>>>
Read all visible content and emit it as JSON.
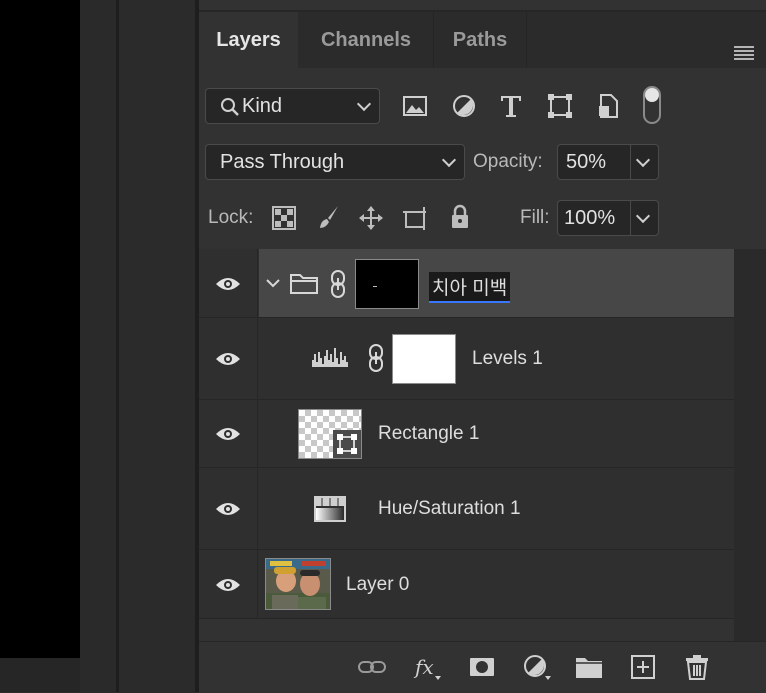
{
  "panel": {
    "tabs": [
      {
        "label": "Layers",
        "active": true
      },
      {
        "label": "Channels",
        "active": false
      },
      {
        "label": "Paths",
        "active": false
      }
    ],
    "menu_icon": "panel-menu-icon"
  },
  "filter": {
    "kind_label": "Kind",
    "filter_icons": [
      "image-filter-icon",
      "adjustment-filter-icon",
      "type-filter-icon",
      "shape-filter-icon",
      "smart-object-filter-icon",
      "filter-toggle-icon"
    ]
  },
  "blend": {
    "mode": "Pass Through",
    "opacity_label": "Opacity:",
    "opacity_value": "50%"
  },
  "lock": {
    "label": "Lock:",
    "icons": [
      "lock-transparent-icon",
      "lock-image-icon",
      "lock-position-icon",
      "lock-artboard-icon",
      "lock-all-icon"
    ],
    "fill_label": "Fill:",
    "fill_value": "100%"
  },
  "layers": [
    {
      "name": "치아 미백",
      "type": "group",
      "visible": true,
      "selected": true,
      "has_mask": true
    },
    {
      "name": "Levels 1",
      "type": "levels-adjustment",
      "visible": true,
      "has_mask": true
    },
    {
      "name": "Rectangle 1",
      "type": "shape",
      "visible": true
    },
    {
      "name": "Hue/Saturation 1",
      "type": "hue-saturation-adjustment",
      "visible": true
    },
    {
      "name": "Layer 0",
      "type": "image",
      "visible": true
    }
  ],
  "bottom_icons": [
    "link-layers-icon",
    "fx-icon",
    "add-mask-icon",
    "new-adjustment-icon",
    "new-group-icon",
    "new-layer-icon",
    "delete-layer-icon"
  ],
  "colors": {
    "panel_bg": "#323232",
    "selected_row": "#474747",
    "text": "#dedede"
  }
}
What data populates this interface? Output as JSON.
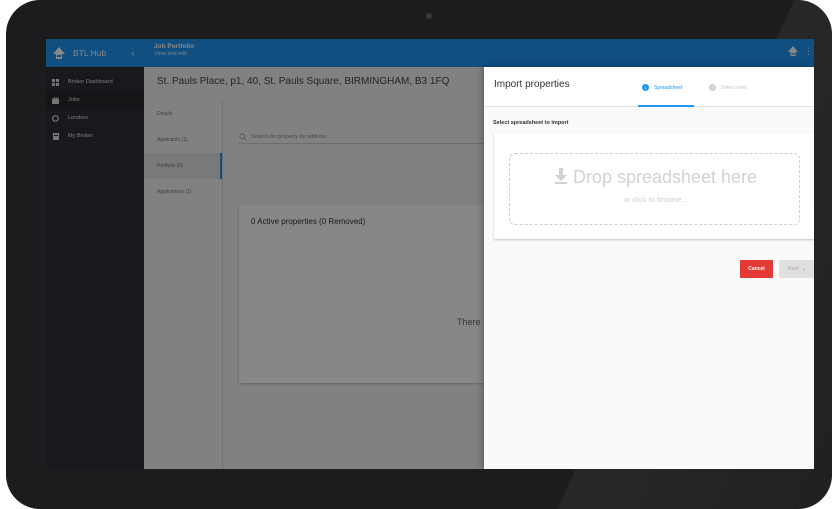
{
  "app": {
    "name": "BTL Hub",
    "collapse_glyph": "‹"
  },
  "sidebar": {
    "items": [
      {
        "label": "Broker Dashboard",
        "icon": "dashboard-icon"
      },
      {
        "label": "Jobs",
        "icon": "briefcase-icon"
      },
      {
        "label": "Lenders",
        "icon": "lender-icon"
      },
      {
        "label": "My Broker",
        "icon": "contact-card-icon"
      }
    ]
  },
  "appbar": {
    "title": "Job Portfolio",
    "subtitle": "View and edit",
    "more_glyph": "⋮"
  },
  "main": {
    "address": "St. Pauls Place, p1, 40, St. Pauls Square, BIRMINGHAM, B3 1FQ",
    "nav": [
      "Details",
      "Applicants (1)",
      "Portfolio (0)",
      "Applications (1)"
    ],
    "search_placeholder": "Search for property by address",
    "properties_title": "0 Active properties (0 Removed)",
    "empty_text": "There"
  },
  "import_panel": {
    "title": "Import properties",
    "steps": [
      {
        "num": "1",
        "label": "Spreadsheet"
      },
      {
        "num": "2",
        "label": "Select rows"
      }
    ],
    "section_label": "Select spreadsheet to import",
    "drop_text": "Drop spreadsheet here",
    "drop_subtext": "or click to browse...",
    "cancel_label": "Cancel",
    "next_label": "Next",
    "next_glyph": "›"
  },
  "colors": {
    "primary": "#2196f3",
    "danger": "#e53935",
    "sidebar": "#2d3035"
  }
}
<<<
Exercise. Reproduce each record above by retyping it exactly; omit all images.

Solution.
Read all visible content and emit it as JSON.
{
  "panel": {
    "tabs": [
      {
        "label": "Layers",
        "active": true
      },
      {
        "label": "Channels",
        "active": false
      },
      {
        "label": "Paths",
        "active": false
      }
    ],
    "menu_icon": "panel-menu-icon"
  },
  "filter": {
    "kind_label": "Kind",
    "filter_icons": [
      "image-filter-icon",
      "adjustment-filter-icon",
      "type-filter-icon",
      "shape-filter-icon",
      "smart-object-filter-icon",
      "filter-toggle-icon"
    ]
  },
  "blend": {
    "mode": "Pass Through",
    "opacity_label": "Opacity:",
    "opacity_value": "50%"
  },
  "lock": {
    "label": "Lock:",
    "icons": [
      "lock-transparent-icon",
      "lock-image-icon",
      "lock-position-icon",
      "lock-artboard-icon",
      "lock-all-icon"
    ],
    "fill_label": "Fill:",
    "fill_value": "100%"
  },
  "layers": [
    {
      "name": "치아 미백",
      "type": "group",
      "visible": true,
      "selected": true,
      "has_mask": true
    },
    {
      "name": "Levels 1",
      "type": "levels-adjustment",
      "visible": true,
      "has_mask": true
    },
    {
      "name": "Rectangle 1",
      "type": "shape",
      "visible": true
    },
    {
      "name": "Hue/Saturation 1",
      "type": "hue-saturation-adjustment",
      "visible": true
    },
    {
      "name": "Layer 0",
      "type": "image",
      "visible": true
    }
  ],
  "bottom_icons": [
    "link-layers-icon",
    "fx-icon",
    "add-mask-icon",
    "new-adjustment-icon",
    "new-group-icon",
    "new-layer-icon",
    "delete-layer-icon"
  ],
  "colors": {
    "panel_bg": "#323232",
    "selected_row": "#474747",
    "text": "#dedede"
  }
}
What data populates this interface? Output as JSON.
{
  "app": {
    "name": "BTL Hub",
    "collapse_glyph": "‹"
  },
  "sidebar": {
    "items": [
      {
        "label": "Broker Dashboard",
        "icon": "dashboard-icon"
      },
      {
        "label": "Jobs",
        "icon": "briefcase-icon"
      },
      {
        "label": "Lenders",
        "icon": "lender-icon"
      },
      {
        "label": "My Broker",
        "icon": "contact-card-icon"
      }
    ]
  },
  "appbar": {
    "title": "Job Portfolio",
    "subtitle": "View and edit",
    "more_glyph": "⋮"
  },
  "main": {
    "address": "St. Pauls Place, p1, 40, St. Pauls Square, BIRMINGHAM, B3 1FQ",
    "nav": [
      "Details",
      "Applicants (1)",
      "Portfolio (0)",
      "Applications (1)"
    ],
    "search_placeholder": "Search for property by address",
    "properties_title": "0 Active properties (0 Removed)",
    "empty_text": "There"
  },
  "import_panel": {
    "title": "Import properties",
    "steps": [
      {
        "num": "1",
        "label": "Spreadsheet"
      },
      {
        "num": "2",
        "label": "Select rows"
      }
    ],
    "section_label": "Select spreadsheet to import",
    "drop_text": "Drop spreadsheet here",
    "drop_subtext": "or click to browse...",
    "cancel_label": "Cancel",
    "next_label": "Next",
    "next_glyph": "›"
  },
  "colors": {
    "primary": "#2196f3",
    "danger": "#e53935",
    "sidebar": "#2d3035"
  }
}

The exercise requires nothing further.